DATA SUPPLIED:
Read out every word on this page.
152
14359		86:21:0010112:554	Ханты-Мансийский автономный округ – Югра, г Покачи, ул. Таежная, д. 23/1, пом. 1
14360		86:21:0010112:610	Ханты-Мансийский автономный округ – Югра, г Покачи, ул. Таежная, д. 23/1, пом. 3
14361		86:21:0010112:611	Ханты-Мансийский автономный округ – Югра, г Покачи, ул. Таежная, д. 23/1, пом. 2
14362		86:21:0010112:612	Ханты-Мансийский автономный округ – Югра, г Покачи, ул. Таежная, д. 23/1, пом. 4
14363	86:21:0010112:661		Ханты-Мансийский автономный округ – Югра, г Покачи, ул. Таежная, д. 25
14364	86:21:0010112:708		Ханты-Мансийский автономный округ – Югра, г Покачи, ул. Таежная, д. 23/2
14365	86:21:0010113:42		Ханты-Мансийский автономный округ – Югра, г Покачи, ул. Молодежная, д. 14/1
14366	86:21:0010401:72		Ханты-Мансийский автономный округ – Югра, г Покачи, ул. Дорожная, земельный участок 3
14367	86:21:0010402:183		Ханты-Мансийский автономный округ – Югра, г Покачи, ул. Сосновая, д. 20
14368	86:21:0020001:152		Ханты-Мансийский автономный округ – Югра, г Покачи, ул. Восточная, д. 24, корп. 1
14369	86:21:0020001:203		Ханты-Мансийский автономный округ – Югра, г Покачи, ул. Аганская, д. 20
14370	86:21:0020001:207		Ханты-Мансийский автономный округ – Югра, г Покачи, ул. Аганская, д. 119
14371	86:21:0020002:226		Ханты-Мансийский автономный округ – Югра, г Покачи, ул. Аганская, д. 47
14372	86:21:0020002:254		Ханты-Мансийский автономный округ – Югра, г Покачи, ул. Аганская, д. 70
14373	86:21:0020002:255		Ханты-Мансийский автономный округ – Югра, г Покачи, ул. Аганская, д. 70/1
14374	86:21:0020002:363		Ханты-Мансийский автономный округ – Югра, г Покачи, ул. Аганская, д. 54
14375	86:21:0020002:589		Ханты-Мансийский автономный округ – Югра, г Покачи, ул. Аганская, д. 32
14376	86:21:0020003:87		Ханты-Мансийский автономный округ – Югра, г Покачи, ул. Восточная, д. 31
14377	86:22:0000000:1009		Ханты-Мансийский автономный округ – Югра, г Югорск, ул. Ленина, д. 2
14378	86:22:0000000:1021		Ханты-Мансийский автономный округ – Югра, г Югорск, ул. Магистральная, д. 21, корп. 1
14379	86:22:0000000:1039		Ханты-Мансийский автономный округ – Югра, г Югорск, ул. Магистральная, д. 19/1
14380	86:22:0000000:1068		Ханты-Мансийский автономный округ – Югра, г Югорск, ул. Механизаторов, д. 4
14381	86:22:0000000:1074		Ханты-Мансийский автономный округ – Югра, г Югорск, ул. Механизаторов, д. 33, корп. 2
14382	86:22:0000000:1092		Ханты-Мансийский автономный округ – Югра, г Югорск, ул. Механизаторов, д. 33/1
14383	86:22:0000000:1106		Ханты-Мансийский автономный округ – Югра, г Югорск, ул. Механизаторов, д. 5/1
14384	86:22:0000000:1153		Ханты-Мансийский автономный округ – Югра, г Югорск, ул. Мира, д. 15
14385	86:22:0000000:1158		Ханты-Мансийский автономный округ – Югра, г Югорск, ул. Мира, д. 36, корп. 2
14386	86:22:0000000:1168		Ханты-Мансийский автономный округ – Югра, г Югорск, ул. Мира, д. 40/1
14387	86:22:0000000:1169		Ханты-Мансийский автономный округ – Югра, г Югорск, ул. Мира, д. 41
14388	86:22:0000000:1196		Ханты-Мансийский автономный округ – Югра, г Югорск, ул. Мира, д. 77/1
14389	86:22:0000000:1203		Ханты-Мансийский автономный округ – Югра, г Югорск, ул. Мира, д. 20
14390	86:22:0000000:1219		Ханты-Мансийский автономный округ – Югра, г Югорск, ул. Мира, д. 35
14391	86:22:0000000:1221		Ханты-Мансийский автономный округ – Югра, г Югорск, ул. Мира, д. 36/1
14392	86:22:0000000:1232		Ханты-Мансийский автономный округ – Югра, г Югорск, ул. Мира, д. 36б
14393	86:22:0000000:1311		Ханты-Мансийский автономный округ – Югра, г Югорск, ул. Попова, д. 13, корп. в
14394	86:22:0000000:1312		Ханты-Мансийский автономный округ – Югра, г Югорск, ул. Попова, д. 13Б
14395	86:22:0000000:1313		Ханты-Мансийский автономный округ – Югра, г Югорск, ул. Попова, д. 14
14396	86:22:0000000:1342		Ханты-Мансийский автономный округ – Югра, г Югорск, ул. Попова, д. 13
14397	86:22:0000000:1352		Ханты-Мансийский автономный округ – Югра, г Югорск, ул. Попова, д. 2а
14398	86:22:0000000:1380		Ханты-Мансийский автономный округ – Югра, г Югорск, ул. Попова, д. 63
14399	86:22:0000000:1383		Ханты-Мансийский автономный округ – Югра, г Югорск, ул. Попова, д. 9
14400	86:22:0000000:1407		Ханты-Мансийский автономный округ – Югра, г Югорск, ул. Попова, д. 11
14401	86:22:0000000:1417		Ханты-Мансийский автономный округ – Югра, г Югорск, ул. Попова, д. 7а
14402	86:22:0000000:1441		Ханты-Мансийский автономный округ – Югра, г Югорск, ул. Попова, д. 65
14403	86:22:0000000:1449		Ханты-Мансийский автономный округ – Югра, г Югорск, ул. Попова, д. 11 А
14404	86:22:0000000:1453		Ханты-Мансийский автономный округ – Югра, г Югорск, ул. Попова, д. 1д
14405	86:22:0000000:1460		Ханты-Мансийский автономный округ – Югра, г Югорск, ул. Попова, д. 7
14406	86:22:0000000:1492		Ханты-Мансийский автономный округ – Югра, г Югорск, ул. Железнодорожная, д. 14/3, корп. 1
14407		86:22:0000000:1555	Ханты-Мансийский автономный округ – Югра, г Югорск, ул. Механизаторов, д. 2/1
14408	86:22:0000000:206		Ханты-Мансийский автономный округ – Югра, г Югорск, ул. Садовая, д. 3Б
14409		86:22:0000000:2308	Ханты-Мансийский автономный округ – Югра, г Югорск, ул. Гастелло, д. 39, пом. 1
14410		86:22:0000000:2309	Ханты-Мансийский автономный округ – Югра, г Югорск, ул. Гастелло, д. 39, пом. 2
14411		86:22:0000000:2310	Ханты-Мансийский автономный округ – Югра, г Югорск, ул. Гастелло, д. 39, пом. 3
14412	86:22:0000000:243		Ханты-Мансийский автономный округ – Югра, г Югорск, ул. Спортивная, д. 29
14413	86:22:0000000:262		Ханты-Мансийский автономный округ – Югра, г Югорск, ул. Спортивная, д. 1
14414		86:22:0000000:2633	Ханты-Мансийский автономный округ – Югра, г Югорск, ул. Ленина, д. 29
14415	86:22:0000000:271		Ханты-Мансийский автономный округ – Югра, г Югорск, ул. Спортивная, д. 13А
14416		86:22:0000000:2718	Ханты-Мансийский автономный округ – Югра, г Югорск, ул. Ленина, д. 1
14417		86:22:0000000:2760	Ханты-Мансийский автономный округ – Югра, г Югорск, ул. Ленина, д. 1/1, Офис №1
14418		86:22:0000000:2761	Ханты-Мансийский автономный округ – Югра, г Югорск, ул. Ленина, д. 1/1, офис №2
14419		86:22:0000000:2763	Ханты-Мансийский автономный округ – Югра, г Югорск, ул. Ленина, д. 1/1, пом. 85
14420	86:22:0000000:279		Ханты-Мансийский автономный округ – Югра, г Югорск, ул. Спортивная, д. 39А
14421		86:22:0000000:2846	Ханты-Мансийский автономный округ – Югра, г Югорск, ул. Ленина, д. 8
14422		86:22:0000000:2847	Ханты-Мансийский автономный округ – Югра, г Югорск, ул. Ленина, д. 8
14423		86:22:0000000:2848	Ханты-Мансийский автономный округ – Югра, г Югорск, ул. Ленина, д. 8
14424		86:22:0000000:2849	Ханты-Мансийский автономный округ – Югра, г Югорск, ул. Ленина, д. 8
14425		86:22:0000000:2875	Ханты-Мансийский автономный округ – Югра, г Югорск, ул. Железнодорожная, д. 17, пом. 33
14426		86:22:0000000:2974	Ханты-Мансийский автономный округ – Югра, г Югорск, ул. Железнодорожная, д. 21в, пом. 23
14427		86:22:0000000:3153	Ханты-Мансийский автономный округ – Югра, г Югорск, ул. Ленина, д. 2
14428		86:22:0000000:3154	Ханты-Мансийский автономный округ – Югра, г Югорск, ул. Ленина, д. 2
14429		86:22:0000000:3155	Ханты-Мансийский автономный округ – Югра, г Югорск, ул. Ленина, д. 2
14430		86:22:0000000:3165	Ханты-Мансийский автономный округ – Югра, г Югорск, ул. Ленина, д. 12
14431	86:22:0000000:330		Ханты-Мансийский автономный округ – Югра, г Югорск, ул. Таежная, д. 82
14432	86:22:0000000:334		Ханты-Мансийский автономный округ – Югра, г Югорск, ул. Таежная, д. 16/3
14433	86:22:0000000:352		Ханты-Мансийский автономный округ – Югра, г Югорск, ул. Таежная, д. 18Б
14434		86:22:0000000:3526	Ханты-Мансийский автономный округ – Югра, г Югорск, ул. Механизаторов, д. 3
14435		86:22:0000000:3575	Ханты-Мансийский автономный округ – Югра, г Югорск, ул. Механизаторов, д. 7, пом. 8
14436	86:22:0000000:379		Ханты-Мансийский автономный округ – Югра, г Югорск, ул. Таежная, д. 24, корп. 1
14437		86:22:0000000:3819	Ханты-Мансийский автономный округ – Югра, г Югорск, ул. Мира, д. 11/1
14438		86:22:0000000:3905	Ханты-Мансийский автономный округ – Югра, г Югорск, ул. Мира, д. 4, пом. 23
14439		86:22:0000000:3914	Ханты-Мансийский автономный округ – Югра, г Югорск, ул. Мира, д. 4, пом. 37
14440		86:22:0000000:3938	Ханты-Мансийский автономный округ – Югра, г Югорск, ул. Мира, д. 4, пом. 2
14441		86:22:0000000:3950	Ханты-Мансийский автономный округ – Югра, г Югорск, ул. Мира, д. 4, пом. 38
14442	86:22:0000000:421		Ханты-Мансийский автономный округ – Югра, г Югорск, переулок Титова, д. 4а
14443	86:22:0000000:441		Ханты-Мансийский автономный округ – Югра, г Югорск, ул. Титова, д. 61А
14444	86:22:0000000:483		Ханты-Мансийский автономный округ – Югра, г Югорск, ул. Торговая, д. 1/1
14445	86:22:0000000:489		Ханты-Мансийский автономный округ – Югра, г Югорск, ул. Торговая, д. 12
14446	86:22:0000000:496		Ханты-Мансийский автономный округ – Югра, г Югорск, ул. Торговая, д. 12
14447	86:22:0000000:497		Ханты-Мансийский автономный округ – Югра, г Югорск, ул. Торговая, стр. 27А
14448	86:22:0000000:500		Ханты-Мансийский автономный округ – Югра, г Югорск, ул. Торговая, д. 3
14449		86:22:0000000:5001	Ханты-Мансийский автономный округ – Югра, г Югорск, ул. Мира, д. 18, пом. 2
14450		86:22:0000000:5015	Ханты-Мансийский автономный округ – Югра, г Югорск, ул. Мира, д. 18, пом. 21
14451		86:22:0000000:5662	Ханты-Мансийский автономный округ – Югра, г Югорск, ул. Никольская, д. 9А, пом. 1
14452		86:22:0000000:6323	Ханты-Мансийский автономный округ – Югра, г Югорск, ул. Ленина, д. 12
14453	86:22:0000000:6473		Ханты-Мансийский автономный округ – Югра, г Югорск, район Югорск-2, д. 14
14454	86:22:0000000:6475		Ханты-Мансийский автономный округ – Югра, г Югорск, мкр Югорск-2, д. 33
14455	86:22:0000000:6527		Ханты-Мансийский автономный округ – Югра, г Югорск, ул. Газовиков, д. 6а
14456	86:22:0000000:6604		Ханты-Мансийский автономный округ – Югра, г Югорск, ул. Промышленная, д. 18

WORK REQUIRED: State only the count of lines above that hold the string "Титова".

SOLUTION FOR THIS EXERCISE: 2